[Source records]
'''
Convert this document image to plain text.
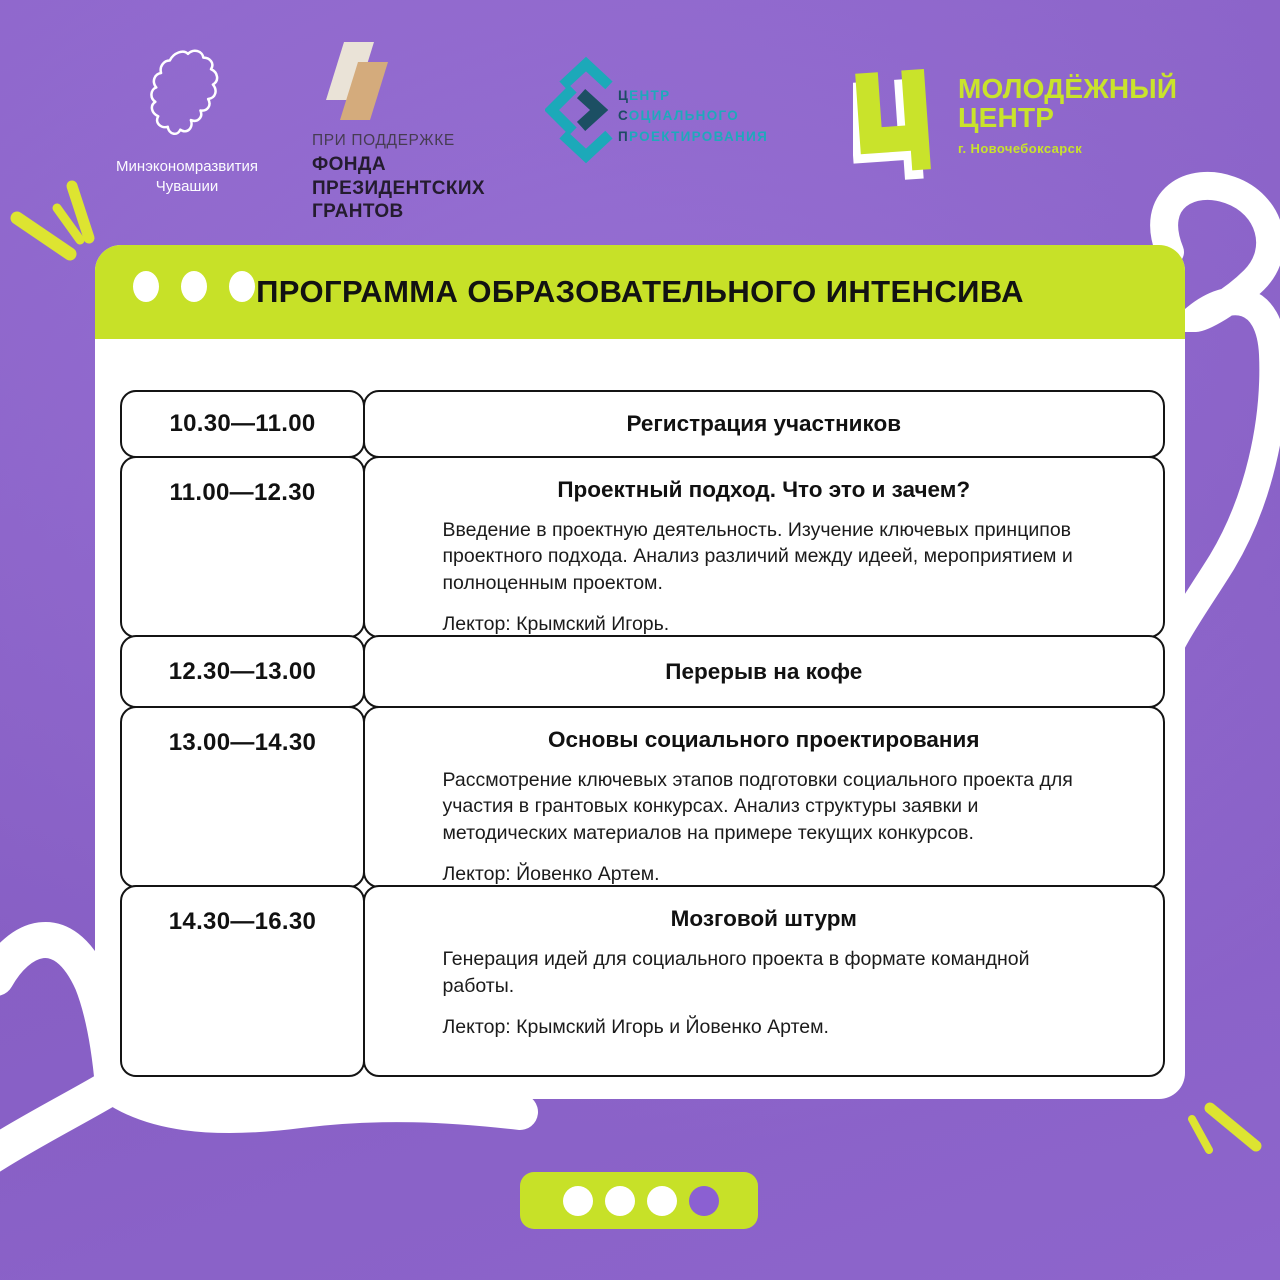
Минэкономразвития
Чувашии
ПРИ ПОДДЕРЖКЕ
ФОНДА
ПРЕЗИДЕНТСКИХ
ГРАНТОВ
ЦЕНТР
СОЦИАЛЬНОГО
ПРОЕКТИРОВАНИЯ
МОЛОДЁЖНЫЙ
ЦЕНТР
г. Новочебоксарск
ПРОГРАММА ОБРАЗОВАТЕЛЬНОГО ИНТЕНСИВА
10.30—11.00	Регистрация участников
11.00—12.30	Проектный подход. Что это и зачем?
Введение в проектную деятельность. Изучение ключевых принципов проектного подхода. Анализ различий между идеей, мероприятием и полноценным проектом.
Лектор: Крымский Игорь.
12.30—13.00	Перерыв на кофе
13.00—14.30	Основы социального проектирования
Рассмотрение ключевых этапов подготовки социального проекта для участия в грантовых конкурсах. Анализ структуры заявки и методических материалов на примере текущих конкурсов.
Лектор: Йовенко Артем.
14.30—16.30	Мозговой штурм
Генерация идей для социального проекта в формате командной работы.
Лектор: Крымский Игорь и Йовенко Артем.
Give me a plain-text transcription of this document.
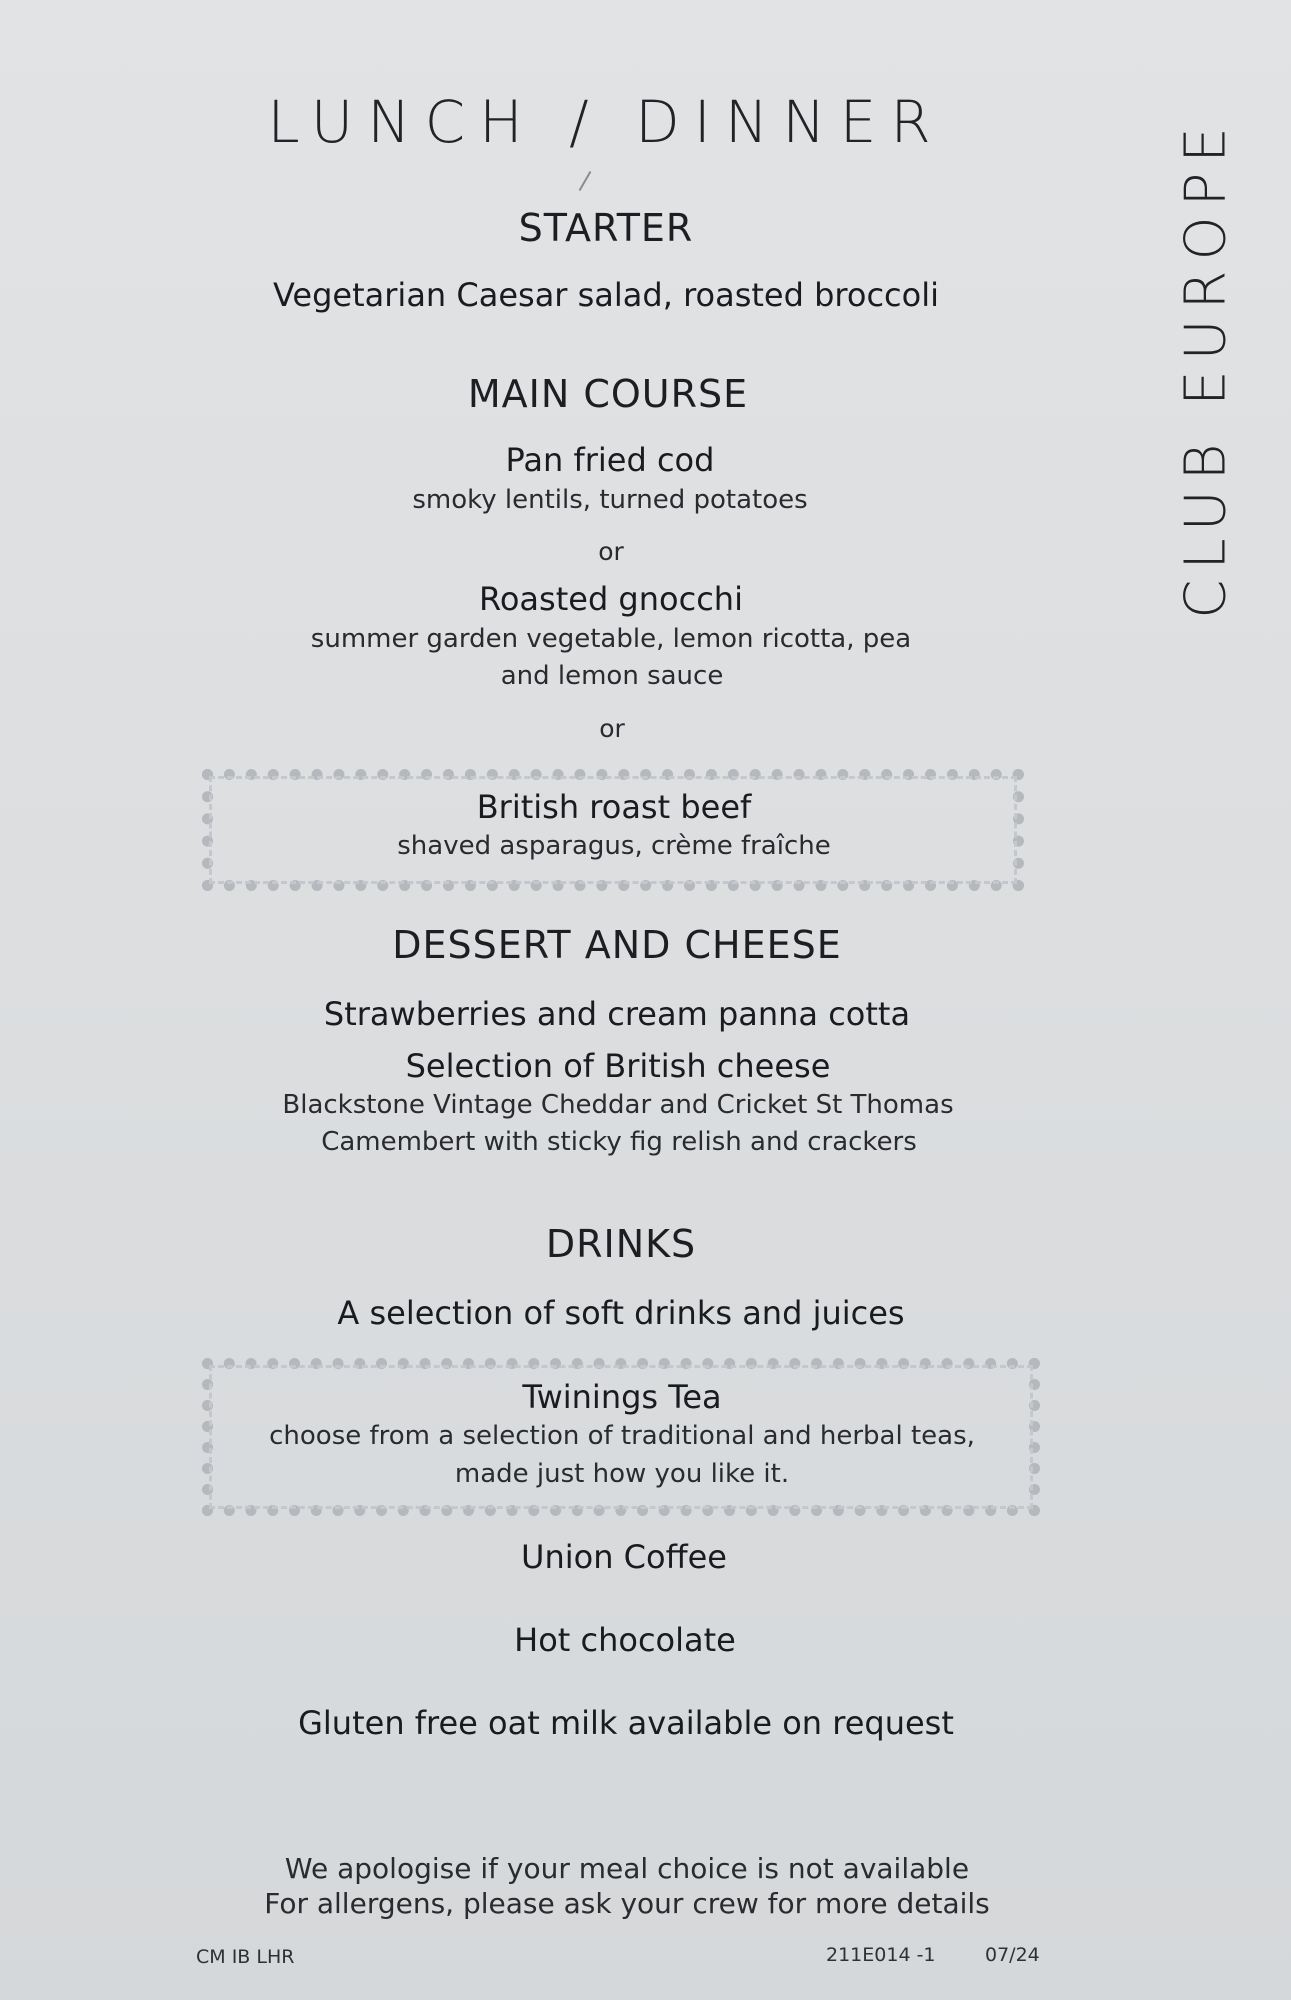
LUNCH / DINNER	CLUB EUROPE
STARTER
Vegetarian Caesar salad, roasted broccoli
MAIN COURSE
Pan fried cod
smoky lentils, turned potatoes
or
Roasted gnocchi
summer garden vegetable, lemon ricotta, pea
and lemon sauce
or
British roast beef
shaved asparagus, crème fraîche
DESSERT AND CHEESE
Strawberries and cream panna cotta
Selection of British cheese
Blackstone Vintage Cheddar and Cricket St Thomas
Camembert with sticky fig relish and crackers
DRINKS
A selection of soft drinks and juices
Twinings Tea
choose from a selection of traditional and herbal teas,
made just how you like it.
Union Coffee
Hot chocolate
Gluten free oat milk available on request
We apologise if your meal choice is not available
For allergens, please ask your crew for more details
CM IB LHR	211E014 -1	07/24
'''
Find each line holding the string "Крымский" and copy it out.

→ EXERCISE OUTPUT:
Лектор: Крымский Игорь.
Лектор: Крымский Игорь и Йовенко Артем.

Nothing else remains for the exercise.